Looking at the listing, state how many of its lines contain the string "testing". Write only the number.

Records excerpted from a collection:
______
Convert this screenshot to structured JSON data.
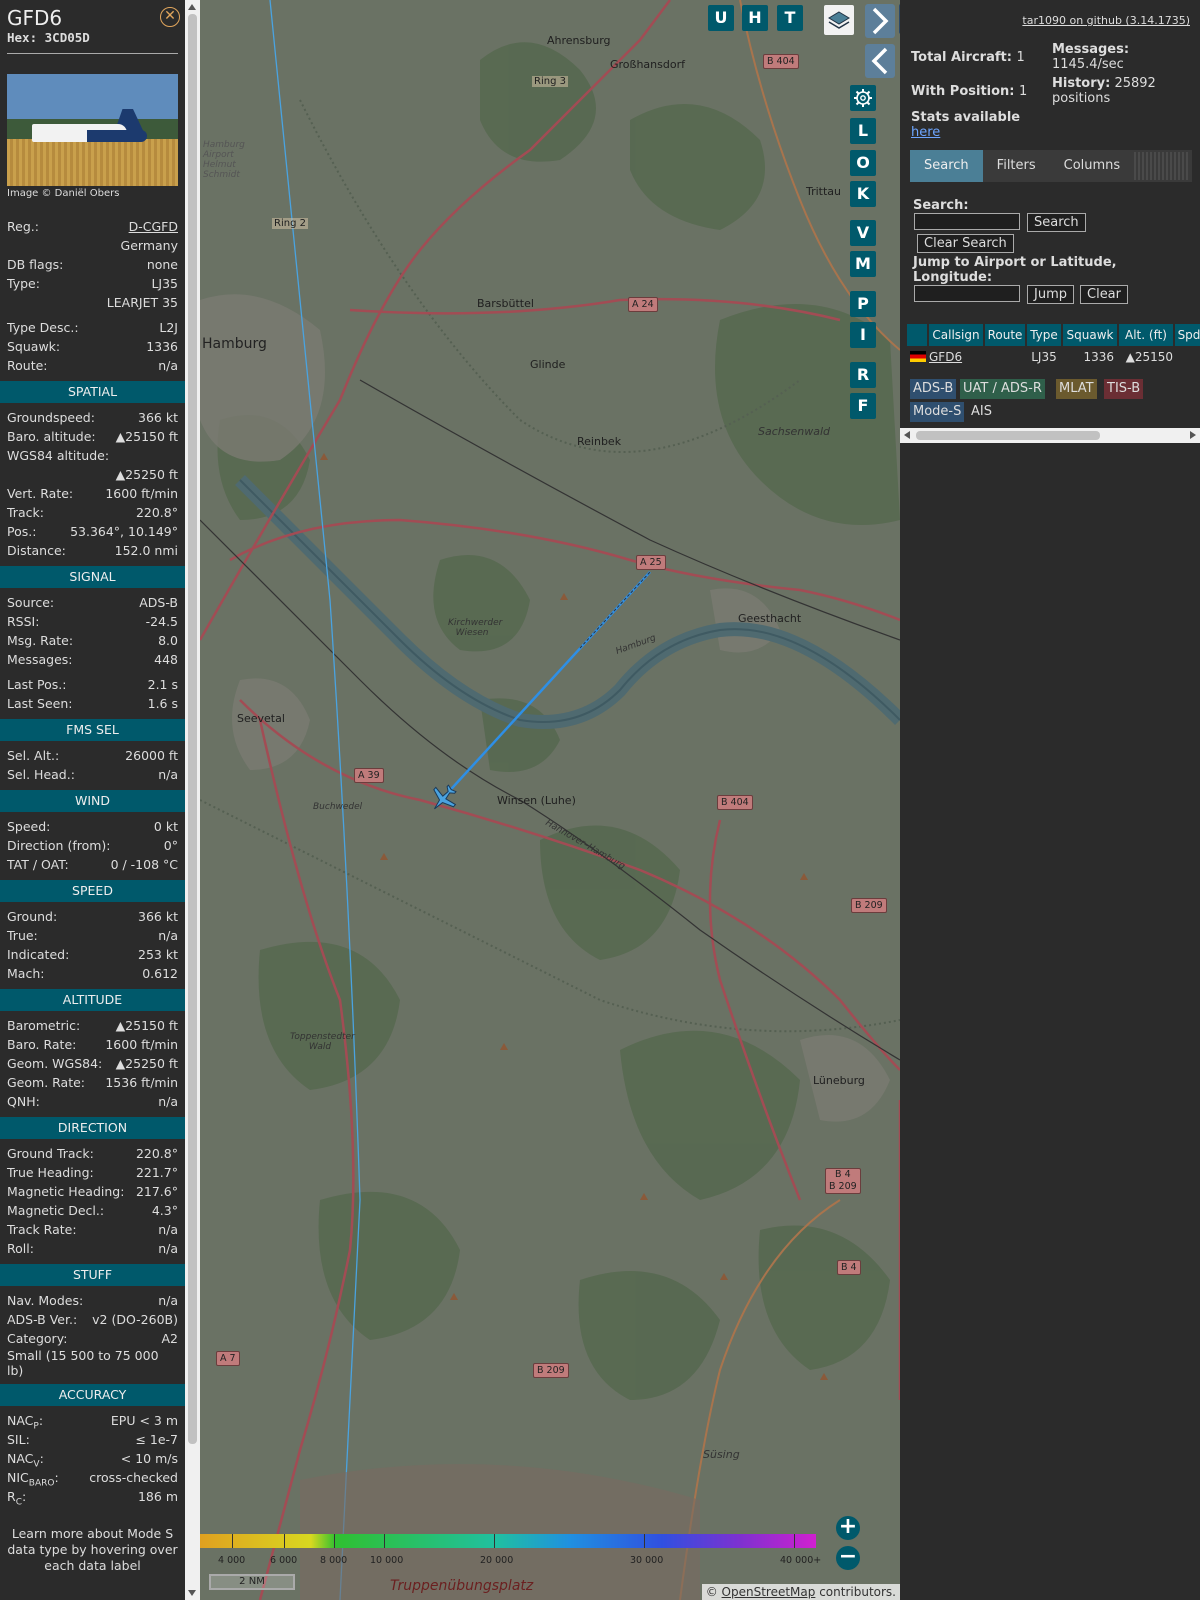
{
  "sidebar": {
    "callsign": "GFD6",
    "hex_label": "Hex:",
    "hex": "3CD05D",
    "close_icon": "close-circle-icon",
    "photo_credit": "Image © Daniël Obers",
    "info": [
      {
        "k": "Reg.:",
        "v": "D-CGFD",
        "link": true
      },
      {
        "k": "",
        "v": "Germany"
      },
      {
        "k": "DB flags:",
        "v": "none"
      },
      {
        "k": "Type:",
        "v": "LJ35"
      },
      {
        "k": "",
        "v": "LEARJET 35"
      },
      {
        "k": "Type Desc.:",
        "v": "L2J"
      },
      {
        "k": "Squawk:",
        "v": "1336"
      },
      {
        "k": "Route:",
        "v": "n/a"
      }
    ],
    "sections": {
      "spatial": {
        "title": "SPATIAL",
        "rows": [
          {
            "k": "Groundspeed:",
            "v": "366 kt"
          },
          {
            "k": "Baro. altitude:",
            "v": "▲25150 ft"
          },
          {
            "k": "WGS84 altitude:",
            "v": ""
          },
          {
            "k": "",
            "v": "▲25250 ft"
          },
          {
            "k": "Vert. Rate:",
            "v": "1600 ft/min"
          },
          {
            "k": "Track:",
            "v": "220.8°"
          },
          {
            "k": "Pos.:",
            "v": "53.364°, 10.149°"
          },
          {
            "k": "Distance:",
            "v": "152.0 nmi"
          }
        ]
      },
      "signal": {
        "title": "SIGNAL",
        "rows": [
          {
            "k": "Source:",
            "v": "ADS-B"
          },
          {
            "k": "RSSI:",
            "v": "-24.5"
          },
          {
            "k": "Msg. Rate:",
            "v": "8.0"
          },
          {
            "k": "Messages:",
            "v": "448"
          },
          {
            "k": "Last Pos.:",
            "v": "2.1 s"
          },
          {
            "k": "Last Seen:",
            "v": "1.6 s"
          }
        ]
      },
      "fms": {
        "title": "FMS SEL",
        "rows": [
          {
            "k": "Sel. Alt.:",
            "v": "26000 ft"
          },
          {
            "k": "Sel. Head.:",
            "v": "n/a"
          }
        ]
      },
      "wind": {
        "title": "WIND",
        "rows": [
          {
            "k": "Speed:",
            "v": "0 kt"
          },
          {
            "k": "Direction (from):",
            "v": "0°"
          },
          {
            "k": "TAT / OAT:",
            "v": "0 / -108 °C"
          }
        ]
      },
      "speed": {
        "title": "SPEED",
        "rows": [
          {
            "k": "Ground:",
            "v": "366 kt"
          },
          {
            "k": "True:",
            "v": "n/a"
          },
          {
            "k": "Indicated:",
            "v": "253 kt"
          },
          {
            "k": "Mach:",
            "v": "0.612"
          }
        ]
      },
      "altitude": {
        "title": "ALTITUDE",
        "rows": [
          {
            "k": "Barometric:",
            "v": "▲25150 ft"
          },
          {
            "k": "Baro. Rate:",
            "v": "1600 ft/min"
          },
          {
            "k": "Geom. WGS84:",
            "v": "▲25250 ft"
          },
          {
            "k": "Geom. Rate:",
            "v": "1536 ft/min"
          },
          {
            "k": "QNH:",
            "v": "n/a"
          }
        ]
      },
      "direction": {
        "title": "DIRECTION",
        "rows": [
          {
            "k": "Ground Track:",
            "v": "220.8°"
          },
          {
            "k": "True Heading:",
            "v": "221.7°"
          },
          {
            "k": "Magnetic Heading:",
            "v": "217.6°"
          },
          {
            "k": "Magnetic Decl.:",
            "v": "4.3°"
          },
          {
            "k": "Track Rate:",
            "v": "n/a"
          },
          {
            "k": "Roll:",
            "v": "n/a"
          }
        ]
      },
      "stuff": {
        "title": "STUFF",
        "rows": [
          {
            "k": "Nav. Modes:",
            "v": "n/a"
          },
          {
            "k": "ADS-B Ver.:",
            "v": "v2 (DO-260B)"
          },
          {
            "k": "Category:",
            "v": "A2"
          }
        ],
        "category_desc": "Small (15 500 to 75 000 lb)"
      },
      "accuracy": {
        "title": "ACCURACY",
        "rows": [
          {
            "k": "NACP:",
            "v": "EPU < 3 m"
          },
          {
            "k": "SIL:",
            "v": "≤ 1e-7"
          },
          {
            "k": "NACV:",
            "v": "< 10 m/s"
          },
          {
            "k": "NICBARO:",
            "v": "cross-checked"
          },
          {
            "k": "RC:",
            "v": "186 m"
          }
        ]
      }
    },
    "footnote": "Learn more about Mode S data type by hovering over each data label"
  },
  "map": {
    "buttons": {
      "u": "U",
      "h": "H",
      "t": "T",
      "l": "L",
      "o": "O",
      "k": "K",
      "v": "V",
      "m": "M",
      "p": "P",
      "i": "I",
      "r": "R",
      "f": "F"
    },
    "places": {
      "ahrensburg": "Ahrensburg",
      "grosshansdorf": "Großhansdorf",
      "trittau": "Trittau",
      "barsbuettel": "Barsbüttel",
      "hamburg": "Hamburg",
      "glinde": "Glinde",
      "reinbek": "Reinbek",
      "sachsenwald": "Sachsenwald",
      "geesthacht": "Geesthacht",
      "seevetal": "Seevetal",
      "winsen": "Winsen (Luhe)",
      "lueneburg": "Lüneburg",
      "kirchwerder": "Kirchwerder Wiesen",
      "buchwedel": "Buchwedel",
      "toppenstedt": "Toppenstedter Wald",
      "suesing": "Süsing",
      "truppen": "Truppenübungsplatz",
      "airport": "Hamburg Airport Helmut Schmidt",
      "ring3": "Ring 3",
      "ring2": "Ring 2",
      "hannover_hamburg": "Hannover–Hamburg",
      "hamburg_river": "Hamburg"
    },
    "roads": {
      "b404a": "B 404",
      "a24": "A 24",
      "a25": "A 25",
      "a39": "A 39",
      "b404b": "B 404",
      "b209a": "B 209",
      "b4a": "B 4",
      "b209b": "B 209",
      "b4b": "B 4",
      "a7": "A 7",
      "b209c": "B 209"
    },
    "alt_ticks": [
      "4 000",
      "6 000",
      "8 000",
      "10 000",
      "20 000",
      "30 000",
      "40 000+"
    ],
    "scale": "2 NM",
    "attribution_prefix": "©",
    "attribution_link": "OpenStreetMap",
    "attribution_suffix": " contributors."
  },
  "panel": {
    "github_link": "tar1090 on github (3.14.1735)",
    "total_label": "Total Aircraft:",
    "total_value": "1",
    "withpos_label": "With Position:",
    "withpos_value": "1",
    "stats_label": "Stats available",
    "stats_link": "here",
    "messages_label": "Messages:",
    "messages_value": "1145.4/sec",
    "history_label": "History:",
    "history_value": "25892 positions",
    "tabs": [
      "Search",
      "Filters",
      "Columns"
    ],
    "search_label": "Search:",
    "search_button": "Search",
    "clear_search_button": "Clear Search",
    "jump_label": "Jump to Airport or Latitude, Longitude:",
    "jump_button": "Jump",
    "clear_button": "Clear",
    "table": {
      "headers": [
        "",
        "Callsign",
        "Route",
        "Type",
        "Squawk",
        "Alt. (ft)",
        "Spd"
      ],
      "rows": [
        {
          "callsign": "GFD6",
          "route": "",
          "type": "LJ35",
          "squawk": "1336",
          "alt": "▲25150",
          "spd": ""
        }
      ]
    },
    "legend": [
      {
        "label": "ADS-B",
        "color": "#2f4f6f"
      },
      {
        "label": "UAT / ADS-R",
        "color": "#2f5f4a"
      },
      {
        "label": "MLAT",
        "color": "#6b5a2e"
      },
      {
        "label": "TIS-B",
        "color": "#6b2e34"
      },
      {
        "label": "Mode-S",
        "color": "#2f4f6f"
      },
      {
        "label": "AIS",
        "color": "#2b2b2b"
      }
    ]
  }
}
______
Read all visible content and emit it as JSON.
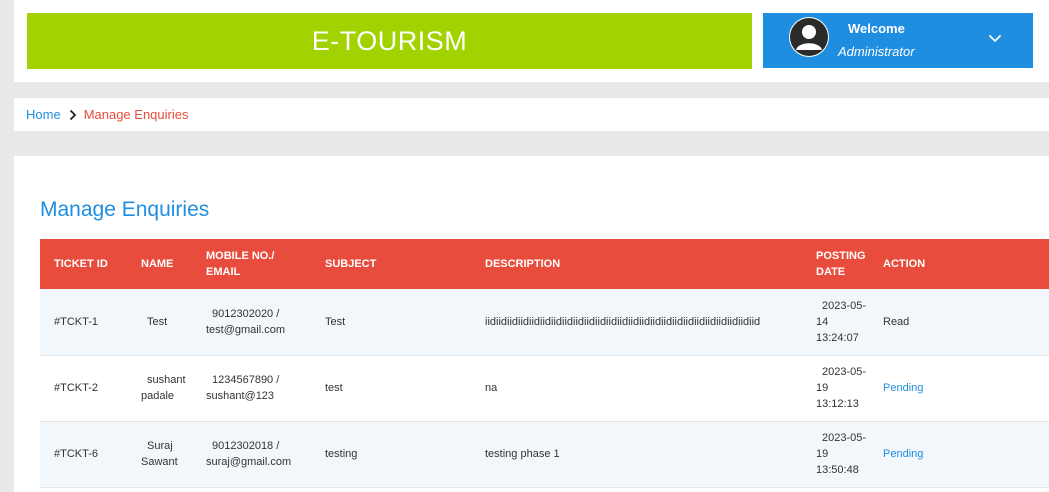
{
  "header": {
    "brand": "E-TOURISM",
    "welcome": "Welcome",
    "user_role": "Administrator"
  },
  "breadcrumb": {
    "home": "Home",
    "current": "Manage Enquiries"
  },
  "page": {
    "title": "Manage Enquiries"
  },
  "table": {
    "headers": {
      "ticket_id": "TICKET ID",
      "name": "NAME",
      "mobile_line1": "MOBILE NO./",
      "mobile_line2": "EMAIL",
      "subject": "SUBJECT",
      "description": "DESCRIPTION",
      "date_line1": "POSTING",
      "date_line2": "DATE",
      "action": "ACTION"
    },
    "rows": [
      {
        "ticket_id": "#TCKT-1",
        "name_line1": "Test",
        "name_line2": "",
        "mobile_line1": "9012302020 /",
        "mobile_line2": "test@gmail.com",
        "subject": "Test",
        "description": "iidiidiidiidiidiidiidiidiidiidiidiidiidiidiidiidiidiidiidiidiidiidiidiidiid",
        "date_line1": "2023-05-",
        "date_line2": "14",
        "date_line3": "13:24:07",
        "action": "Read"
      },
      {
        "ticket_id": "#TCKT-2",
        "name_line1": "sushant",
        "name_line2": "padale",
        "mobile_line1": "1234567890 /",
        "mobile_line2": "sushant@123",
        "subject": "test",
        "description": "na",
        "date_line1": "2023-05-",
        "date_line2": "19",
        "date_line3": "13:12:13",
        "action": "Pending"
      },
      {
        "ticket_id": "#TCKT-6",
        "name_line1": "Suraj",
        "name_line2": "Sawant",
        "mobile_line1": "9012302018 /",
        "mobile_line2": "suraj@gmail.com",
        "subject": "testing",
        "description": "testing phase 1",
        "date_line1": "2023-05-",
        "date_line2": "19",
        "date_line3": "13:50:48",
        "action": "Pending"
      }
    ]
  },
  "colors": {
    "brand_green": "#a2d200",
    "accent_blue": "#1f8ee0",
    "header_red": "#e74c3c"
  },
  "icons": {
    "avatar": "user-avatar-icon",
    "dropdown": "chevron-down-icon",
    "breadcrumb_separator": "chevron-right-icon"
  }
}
______
▶ Answer in full
2